TASK
Return each line of the listing that contains the string "derecha".

============

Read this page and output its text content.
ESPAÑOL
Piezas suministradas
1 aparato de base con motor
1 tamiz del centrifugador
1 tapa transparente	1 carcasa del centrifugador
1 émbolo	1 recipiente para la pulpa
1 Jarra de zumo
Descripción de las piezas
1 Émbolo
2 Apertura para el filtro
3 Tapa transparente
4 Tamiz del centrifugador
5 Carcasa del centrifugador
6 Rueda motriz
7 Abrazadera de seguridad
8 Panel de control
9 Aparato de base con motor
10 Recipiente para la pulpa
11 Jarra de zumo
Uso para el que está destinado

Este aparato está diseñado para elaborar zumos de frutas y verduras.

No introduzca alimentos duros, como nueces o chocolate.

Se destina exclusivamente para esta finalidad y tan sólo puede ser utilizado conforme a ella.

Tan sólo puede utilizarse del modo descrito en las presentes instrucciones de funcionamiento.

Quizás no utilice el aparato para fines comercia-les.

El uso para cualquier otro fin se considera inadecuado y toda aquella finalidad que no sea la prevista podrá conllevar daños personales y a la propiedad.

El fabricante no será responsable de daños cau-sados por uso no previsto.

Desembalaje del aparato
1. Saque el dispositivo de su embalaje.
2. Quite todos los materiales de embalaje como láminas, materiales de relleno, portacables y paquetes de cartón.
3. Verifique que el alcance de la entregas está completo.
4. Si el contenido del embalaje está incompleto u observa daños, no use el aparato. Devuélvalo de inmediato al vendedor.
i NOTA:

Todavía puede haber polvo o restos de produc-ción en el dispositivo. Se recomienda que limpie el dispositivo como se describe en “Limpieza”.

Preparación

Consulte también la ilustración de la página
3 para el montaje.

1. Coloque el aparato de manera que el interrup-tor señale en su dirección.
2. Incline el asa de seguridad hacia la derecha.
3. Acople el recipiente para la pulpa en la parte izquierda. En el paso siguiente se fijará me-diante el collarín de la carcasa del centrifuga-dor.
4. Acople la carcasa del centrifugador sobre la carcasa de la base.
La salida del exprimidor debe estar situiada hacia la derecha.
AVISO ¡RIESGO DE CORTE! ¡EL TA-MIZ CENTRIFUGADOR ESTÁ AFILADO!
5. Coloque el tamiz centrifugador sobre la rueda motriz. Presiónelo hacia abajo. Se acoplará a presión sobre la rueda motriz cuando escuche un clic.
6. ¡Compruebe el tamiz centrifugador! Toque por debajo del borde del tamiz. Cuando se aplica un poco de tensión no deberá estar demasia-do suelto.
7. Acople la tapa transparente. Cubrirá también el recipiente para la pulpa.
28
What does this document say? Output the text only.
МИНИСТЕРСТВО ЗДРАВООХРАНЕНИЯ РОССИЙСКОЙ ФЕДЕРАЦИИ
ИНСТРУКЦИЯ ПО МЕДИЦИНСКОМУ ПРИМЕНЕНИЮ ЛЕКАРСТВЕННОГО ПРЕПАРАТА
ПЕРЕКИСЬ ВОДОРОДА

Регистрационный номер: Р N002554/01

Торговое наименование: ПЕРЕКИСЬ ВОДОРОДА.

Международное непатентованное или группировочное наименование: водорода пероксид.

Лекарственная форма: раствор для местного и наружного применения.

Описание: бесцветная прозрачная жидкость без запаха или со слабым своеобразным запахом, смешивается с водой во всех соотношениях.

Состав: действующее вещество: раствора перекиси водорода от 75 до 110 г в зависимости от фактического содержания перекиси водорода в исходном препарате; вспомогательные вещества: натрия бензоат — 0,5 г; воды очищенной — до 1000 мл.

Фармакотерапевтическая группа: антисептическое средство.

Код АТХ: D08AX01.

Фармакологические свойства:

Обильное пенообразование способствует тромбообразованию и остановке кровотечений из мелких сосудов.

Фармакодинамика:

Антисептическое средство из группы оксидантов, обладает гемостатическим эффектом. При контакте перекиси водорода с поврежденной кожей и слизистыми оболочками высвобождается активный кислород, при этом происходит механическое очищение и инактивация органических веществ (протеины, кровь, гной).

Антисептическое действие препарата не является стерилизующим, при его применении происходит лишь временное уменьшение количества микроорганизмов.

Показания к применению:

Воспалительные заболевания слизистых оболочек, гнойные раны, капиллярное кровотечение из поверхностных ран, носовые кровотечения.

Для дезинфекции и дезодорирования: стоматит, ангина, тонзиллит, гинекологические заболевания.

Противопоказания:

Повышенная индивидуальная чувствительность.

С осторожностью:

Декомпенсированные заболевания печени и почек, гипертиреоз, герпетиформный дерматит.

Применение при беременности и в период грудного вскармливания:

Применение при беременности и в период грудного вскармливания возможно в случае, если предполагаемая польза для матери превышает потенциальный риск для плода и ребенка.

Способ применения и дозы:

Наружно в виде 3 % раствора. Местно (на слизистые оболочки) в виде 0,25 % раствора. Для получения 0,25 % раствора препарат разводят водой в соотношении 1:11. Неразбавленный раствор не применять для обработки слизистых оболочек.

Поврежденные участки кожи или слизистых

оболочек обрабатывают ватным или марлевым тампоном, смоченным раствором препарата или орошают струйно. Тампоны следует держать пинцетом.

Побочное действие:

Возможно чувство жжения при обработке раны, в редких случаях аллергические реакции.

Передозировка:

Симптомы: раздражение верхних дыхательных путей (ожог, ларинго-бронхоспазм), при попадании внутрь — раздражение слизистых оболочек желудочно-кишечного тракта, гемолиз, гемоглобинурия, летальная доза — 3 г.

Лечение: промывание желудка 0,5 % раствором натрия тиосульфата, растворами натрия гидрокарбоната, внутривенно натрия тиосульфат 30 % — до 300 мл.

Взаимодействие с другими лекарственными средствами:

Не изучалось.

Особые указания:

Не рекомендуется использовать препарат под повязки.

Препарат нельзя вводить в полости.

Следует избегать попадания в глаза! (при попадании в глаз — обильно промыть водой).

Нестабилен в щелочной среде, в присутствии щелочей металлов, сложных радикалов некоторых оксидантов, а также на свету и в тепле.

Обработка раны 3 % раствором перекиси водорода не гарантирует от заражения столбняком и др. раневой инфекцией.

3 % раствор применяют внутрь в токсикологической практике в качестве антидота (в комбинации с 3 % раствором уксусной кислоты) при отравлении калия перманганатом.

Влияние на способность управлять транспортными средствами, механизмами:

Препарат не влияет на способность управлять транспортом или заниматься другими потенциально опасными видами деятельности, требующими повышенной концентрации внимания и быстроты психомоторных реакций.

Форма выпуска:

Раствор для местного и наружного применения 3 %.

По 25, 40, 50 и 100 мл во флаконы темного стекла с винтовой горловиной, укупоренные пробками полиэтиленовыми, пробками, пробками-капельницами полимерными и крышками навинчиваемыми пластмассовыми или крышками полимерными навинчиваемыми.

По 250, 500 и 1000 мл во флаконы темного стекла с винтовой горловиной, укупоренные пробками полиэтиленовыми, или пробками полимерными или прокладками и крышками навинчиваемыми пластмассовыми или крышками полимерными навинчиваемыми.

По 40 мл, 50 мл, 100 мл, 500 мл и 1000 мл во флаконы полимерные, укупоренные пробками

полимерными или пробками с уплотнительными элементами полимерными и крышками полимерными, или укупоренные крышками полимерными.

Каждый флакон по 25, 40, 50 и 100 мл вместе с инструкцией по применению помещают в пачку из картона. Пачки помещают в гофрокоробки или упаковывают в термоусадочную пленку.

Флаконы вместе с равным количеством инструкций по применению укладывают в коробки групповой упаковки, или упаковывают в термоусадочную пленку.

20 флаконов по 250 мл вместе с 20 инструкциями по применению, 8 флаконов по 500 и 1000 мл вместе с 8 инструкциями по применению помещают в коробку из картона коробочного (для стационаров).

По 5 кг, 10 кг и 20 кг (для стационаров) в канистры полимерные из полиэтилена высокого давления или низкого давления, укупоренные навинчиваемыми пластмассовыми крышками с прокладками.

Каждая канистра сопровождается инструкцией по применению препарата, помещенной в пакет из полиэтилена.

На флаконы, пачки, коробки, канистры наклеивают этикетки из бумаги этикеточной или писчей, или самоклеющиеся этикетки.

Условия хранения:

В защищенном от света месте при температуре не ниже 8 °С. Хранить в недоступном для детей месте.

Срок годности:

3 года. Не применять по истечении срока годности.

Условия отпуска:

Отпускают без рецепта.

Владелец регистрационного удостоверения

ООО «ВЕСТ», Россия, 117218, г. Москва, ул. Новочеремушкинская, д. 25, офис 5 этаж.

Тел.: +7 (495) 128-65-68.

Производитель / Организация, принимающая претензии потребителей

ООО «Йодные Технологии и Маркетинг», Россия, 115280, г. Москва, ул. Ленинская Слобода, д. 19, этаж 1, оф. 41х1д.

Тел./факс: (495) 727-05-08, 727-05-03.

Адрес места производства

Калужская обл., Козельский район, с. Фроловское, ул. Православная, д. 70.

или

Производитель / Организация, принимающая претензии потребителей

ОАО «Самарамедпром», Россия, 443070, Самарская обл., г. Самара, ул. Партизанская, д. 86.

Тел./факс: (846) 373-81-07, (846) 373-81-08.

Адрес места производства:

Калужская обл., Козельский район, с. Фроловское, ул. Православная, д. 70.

============

REPLY TO THE TASK
2. Incline el asa de seguridad hacia la derecha.
La salida del exprimidor debe estar situiada hacia la derecha.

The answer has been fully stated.